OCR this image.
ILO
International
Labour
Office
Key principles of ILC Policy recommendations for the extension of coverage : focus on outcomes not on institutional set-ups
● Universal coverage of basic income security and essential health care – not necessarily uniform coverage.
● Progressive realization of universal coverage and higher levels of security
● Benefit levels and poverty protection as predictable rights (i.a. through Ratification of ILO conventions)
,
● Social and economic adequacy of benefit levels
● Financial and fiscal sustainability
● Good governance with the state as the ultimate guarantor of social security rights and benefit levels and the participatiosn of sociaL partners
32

* * *

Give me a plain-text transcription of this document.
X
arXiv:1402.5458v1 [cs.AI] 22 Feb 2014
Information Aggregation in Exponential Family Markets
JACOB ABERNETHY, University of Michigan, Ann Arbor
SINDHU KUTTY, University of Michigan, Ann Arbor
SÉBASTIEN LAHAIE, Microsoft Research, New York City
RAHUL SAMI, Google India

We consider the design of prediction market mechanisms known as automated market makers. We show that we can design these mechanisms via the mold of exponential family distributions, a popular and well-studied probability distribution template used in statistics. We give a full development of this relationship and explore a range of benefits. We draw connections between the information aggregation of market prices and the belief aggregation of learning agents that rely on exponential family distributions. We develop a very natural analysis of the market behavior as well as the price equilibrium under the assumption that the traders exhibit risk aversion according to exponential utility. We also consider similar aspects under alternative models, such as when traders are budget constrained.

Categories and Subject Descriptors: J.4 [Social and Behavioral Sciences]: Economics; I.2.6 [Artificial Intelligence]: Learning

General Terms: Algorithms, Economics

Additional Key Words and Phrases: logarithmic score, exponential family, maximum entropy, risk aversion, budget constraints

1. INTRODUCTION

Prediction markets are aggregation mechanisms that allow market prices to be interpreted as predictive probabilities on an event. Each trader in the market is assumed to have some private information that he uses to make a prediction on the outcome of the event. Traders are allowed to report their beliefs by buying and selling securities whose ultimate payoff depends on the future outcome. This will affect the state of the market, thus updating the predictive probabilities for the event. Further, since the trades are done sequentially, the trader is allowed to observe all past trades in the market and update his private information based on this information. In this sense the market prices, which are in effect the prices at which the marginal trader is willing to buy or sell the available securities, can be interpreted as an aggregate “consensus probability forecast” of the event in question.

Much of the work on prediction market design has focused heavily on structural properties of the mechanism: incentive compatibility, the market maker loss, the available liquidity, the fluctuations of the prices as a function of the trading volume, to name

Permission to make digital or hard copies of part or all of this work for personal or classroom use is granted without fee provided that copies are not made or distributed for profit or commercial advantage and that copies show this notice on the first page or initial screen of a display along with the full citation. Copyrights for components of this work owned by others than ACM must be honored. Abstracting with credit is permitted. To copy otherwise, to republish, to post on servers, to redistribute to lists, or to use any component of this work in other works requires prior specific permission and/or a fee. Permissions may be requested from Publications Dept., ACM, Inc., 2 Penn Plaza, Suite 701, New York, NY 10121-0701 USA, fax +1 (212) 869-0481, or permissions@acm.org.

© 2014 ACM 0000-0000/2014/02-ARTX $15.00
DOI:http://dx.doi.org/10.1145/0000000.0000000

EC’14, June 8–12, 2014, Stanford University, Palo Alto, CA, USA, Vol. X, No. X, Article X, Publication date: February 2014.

Given problem
Scan the records above for the string "University", then select every line that holds it.

The result
JACOB ABERNETHY, University of Michigan, Ann Arbor
SINDHU KUTTY, University of Michigan, Ann Arbor
EC’14, June 8–12, 2014, Stanford University, Palo Alto, CA, USA, Vol. X, No. X, Article X, Publication date: February 2014.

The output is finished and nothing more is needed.